(Collected data)
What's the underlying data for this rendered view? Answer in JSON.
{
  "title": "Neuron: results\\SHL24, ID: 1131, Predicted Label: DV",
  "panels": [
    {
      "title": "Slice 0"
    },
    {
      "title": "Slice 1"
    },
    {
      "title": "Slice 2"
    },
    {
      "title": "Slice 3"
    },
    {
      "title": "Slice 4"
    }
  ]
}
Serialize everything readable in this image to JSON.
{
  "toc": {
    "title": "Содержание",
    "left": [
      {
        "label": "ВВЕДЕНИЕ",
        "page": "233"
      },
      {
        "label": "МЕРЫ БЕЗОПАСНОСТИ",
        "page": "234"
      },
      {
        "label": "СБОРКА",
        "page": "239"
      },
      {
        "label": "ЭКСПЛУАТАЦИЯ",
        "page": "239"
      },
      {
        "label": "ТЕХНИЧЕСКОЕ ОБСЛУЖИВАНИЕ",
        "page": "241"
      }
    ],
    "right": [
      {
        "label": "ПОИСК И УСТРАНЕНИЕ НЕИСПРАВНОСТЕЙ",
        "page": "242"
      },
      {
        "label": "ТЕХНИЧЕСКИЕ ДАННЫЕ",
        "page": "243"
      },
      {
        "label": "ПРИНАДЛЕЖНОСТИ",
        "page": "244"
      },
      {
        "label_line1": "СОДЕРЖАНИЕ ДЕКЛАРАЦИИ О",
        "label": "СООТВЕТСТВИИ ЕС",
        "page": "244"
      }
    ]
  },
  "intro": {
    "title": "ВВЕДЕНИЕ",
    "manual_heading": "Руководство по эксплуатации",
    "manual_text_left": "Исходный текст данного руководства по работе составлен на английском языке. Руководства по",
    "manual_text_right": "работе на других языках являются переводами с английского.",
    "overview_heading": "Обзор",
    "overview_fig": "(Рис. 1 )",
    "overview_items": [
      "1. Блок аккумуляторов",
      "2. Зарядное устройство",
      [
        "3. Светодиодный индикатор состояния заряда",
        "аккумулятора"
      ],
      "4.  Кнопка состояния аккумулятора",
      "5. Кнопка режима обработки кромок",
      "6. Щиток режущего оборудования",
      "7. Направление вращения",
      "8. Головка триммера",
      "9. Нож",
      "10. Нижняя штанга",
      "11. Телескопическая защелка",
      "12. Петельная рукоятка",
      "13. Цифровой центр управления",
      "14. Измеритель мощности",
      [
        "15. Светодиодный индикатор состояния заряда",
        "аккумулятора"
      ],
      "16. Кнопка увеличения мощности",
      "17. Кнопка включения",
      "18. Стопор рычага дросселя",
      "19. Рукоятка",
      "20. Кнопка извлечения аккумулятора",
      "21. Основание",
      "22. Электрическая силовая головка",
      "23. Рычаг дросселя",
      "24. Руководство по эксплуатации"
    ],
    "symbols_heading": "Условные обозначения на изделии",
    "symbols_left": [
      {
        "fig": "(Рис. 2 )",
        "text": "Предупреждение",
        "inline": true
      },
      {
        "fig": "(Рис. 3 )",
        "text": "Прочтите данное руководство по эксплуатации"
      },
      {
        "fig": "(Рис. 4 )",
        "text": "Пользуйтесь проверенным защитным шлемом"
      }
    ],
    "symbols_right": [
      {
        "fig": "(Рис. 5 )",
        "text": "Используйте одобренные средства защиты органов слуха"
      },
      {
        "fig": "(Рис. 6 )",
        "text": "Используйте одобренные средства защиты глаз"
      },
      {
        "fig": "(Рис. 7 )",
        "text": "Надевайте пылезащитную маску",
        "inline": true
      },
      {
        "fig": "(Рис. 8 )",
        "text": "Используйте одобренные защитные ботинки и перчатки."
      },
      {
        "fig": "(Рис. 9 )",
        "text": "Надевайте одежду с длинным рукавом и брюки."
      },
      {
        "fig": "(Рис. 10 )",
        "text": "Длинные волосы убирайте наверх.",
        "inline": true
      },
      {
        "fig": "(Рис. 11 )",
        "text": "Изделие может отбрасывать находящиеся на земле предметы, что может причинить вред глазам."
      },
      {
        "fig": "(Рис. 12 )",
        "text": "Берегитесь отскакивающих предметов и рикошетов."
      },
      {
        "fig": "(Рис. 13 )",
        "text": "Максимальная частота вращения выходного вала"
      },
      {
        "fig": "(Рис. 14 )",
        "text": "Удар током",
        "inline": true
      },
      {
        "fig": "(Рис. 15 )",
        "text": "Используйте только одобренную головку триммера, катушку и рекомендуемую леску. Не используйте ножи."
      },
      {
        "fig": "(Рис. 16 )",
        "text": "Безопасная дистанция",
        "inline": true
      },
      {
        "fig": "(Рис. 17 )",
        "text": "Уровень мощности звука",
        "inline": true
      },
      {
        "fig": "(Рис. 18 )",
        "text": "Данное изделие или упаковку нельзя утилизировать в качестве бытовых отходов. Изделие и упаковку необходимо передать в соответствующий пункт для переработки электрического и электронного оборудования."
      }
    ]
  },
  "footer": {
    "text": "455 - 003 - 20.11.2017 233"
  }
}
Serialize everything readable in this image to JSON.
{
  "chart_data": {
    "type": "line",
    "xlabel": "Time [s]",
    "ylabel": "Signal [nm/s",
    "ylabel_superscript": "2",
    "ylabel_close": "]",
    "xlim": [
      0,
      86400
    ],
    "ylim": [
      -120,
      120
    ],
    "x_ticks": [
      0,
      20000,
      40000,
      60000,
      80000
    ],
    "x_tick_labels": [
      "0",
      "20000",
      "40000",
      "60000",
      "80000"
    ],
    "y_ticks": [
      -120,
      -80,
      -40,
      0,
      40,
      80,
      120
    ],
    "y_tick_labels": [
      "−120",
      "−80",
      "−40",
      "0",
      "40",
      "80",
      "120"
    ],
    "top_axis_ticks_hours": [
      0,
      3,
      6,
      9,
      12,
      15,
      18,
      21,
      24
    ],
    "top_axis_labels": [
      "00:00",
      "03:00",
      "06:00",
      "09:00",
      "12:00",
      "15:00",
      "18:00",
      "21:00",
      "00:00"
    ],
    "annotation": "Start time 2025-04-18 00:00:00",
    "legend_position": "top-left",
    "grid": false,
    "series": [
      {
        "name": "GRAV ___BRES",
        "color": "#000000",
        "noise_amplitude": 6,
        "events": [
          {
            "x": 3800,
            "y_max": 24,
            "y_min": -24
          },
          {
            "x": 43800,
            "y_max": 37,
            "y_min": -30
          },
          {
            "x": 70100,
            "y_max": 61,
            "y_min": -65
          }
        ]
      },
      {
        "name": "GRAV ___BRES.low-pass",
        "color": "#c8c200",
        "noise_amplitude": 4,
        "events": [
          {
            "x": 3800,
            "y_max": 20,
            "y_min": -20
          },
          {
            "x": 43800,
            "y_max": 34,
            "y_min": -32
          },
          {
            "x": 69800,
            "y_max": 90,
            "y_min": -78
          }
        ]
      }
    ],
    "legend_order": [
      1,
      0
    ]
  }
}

- WRITTEN INSTRUCTION
Find the word "вращения" in the entries above and gather every line that holds it.

- WRITTEN SOLUTION
      "7. Направление вращения",
        "text": "Максимальная частота вращения выходного вала"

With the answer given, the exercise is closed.